%%

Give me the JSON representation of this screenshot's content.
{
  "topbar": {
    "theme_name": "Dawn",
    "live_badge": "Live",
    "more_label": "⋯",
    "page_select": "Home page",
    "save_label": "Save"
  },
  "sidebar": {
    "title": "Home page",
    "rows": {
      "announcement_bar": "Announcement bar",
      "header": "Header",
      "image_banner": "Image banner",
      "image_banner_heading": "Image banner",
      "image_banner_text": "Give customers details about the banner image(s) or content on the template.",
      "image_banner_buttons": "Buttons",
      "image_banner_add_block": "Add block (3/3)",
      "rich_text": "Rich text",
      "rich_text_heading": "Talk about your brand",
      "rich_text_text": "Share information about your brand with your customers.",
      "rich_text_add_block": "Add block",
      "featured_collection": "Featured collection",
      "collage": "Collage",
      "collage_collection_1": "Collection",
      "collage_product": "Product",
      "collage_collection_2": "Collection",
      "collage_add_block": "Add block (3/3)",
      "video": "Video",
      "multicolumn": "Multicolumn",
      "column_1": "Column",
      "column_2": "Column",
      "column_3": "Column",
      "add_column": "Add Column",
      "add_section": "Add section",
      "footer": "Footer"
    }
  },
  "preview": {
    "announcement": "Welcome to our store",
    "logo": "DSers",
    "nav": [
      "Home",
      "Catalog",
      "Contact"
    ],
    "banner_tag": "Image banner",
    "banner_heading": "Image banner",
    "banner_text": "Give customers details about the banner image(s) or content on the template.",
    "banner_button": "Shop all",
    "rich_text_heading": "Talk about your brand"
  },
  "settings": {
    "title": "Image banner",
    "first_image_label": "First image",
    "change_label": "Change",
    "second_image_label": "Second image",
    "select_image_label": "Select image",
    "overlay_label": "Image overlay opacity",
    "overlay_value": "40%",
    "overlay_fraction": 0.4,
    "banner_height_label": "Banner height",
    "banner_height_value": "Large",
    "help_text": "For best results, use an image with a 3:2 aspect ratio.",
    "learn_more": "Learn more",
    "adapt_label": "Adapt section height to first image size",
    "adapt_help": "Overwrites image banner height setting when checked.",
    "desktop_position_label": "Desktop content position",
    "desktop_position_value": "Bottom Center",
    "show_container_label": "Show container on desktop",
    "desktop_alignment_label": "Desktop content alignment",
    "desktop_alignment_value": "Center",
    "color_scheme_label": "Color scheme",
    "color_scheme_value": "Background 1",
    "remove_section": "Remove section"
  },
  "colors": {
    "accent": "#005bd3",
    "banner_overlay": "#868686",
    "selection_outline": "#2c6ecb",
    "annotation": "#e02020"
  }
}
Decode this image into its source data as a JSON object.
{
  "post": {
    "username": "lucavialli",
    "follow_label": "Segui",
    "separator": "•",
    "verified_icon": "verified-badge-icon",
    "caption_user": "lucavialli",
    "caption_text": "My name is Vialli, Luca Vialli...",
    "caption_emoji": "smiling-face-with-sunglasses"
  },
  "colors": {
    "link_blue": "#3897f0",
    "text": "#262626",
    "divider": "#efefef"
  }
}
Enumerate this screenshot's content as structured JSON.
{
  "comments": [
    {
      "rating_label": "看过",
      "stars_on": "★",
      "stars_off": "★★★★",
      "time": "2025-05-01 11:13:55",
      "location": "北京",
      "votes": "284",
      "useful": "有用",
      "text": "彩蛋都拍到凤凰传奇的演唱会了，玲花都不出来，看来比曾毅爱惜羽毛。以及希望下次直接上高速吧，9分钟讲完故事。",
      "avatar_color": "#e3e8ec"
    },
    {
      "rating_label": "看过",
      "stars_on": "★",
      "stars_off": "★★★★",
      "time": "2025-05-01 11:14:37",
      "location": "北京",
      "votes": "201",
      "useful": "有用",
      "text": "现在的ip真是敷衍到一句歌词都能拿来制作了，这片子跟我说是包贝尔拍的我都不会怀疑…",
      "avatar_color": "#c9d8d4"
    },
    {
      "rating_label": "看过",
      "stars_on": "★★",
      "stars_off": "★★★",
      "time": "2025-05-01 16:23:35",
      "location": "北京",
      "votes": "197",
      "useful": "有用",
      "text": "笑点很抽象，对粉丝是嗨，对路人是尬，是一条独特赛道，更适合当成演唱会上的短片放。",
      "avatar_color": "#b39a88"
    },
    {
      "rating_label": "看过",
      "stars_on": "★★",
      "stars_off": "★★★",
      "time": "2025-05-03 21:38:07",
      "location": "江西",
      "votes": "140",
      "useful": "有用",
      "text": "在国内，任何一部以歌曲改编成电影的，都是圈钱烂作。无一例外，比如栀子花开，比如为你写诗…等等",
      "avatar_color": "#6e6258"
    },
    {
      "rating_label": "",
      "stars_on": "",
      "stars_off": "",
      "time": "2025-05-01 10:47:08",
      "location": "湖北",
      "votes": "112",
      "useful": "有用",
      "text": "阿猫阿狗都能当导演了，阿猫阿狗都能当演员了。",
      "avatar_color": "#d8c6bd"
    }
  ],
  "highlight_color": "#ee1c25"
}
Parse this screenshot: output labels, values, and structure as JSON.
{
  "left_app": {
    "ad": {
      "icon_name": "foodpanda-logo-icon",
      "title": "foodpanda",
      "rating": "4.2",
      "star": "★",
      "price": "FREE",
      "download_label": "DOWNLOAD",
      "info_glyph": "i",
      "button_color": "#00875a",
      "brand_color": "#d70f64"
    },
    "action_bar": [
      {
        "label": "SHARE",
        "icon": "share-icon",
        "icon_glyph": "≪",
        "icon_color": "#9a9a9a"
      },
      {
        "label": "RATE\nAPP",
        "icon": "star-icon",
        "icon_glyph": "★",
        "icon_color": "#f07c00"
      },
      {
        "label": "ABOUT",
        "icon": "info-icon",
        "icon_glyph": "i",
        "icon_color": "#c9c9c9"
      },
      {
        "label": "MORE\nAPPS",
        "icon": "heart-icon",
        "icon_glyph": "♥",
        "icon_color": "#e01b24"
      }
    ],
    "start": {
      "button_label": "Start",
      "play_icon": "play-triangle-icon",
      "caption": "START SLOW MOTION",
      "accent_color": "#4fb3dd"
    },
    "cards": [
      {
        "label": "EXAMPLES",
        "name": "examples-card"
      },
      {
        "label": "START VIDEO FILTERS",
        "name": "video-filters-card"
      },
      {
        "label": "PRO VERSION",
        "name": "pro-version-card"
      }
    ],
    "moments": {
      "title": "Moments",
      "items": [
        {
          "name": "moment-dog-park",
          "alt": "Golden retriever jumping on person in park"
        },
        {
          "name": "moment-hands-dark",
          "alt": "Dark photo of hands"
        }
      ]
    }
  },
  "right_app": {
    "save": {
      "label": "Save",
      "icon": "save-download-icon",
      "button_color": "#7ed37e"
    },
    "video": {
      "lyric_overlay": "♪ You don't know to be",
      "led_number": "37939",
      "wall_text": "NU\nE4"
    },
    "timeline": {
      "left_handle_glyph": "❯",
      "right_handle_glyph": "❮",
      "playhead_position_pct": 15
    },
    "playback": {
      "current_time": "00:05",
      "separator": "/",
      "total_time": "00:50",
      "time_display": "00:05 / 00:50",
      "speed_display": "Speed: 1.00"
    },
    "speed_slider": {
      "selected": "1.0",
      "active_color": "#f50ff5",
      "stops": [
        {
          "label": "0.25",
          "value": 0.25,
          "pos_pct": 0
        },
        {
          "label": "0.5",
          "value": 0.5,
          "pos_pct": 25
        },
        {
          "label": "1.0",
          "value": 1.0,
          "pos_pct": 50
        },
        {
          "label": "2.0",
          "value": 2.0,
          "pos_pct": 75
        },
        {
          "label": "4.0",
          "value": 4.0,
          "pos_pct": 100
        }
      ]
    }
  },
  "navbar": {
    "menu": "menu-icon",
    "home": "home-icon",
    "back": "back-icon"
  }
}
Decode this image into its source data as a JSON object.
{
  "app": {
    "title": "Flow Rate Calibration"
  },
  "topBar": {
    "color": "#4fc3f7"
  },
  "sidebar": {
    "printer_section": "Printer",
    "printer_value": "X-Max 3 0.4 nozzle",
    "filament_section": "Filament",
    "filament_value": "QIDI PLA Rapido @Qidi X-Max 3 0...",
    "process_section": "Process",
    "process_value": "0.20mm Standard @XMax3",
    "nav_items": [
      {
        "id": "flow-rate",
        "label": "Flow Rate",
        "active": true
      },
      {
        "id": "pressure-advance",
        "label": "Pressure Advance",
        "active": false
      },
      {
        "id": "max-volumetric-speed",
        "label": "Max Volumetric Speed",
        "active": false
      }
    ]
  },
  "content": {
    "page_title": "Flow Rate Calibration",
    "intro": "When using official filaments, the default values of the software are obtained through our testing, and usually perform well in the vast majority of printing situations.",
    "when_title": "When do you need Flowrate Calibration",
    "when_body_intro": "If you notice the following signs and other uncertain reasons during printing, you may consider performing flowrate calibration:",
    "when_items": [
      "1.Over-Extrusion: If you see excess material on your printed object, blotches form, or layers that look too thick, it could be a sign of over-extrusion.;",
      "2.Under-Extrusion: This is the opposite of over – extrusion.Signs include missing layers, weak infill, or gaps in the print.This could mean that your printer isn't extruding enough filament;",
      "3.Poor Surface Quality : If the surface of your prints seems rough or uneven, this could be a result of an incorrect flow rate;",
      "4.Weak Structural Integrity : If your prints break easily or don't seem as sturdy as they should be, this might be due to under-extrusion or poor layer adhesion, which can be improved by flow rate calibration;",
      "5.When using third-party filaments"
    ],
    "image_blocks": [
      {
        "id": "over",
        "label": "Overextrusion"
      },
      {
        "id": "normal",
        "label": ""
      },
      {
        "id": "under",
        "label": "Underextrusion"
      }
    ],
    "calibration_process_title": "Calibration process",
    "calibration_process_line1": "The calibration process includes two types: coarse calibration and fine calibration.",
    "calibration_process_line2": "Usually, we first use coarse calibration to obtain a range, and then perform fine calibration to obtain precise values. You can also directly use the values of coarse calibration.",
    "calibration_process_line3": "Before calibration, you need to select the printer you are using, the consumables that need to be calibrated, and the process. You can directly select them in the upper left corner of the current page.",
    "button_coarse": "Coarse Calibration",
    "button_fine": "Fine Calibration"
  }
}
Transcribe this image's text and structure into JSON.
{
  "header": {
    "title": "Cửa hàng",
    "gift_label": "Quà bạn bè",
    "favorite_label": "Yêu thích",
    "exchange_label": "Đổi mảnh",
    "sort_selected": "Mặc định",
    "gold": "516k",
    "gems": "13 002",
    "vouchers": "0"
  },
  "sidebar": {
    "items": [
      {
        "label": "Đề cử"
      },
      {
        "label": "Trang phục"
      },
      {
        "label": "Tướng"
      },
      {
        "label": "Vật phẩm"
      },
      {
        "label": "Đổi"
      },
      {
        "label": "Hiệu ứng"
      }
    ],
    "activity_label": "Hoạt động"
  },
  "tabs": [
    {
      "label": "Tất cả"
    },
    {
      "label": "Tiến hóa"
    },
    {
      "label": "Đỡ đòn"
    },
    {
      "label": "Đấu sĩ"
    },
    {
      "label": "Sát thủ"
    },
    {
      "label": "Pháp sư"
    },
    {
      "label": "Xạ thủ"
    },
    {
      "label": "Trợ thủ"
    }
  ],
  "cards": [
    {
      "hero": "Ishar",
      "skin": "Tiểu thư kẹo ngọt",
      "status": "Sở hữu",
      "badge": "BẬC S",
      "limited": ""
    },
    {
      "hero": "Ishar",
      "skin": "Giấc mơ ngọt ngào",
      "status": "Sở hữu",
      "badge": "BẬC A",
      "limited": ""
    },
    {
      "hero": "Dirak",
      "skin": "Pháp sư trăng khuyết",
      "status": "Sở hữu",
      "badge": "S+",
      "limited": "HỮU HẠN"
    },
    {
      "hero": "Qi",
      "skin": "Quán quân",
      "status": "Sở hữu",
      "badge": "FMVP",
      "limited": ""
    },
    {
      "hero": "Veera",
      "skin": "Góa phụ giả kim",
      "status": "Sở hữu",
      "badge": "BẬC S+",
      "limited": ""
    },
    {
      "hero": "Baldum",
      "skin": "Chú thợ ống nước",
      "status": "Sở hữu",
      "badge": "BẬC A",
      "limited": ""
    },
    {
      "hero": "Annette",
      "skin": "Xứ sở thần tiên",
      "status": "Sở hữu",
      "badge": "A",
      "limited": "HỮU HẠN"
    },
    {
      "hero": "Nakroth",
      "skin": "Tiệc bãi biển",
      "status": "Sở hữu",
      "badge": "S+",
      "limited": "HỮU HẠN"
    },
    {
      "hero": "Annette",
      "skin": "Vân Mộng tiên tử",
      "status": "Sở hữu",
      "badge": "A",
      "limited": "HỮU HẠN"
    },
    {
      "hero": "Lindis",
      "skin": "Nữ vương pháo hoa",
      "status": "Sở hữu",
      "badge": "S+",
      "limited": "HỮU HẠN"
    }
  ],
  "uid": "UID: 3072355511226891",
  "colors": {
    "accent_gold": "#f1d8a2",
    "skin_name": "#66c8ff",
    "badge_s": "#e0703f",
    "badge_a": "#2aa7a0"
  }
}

%%

Extract each line from the listing that holds the word "Talk".

Response to the exercise ::
      "rich_text_heading": "Talk about your brand",
    "rich_text_heading": "Talk about your brand"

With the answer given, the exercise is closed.